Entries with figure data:
● ● ●
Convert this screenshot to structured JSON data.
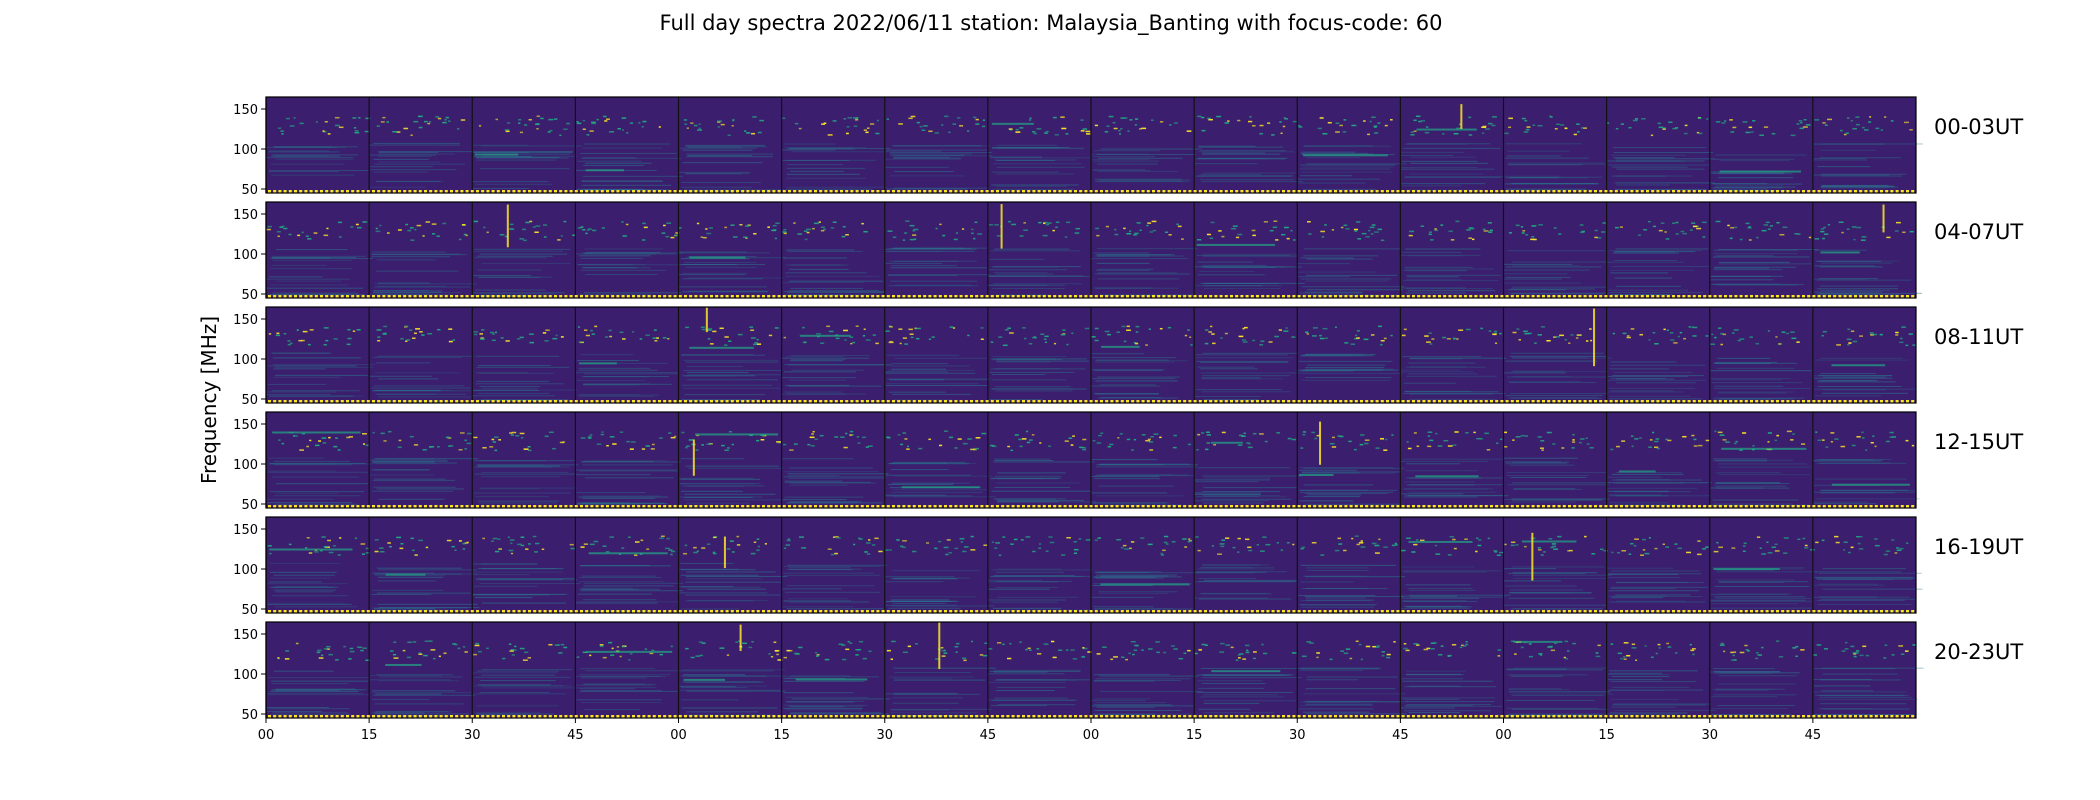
{
  "chart_data": {
    "type": "heatmap",
    "title": "Full day spectra 2022/06/11 station: Malaysia_Banting with focus-code: 60",
    "ylabel": "Frequency [MHz]",
    "ylim": [
      45,
      165
    ],
    "y_ticks": [
      "50",
      "100",
      "150"
    ],
    "x_tick_labels": [
      "00",
      "15",
      "30",
      "45",
      "00",
      "15",
      "30",
      "45",
      "00",
      "15",
      "30",
      "45",
      "00",
      "15",
      "30",
      "45"
    ],
    "rows": [
      {
        "label": "00-03UT"
      },
      {
        "label": "04-07UT"
      },
      {
        "label": "08-11UT"
      },
      {
        "label": "12-15UT"
      },
      {
        "label": "16-19UT"
      },
      {
        "label": "20-23UT"
      }
    ],
    "segments_per_row": 16,
    "segment_minutes": 15,
    "colormap": {
      "background": "#3b1f6e",
      "low": "#44276f",
      "mid": "#2a788e",
      "high": "#22a884",
      "peak": "#fde725"
    },
    "features": {
      "persistent_band_mhz": [
        118,
        142
      ],
      "bottom_marker_color": "#fde725"
    }
  }
}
● ● ●
▶ **Job**
Replicate the material above verbatim; images stay out of the copy.

▶ **Answer in full**
Convert this screenshot to structured JSON data.
{
  "chart_data": {
    "type": "heatmap",
    "title": "Full day spectra 2022/06/11 station: Malaysia_Banting with focus-code: 60",
    "ylabel": "Frequency [MHz]",
    "ylim": [
      45,
      165
    ],
    "y_ticks": [
      "50",
      "100",
      "150"
    ],
    "x_tick_labels": [
      "00",
      "15",
      "30",
      "45",
      "00",
      "15",
      "30",
      "45",
      "00",
      "15",
      "30",
      "45",
      "00",
      "15",
      "30",
      "45"
    ],
    "rows": [
      {
        "label": "00-03UT"
      },
      {
        "label": "04-07UT"
      },
      {
        "label": "08-11UT"
      },
      {
        "label": "12-15UT"
      },
      {
        "label": "16-19UT"
      },
      {
        "label": "20-23UT"
      }
    ],
    "segments_per_row": 16,
    "segment_minutes": 15,
    "colormap": {
      "background": "#3b1f6e",
      "low": "#44276f",
      "mid": "#2a788e",
      "high": "#22a884",
      "peak": "#fde725"
    },
    "features": {
      "persistent_band_mhz": [
        118,
        142
      ],
      "bottom_marker_color": "#fde725"
    }
  }
}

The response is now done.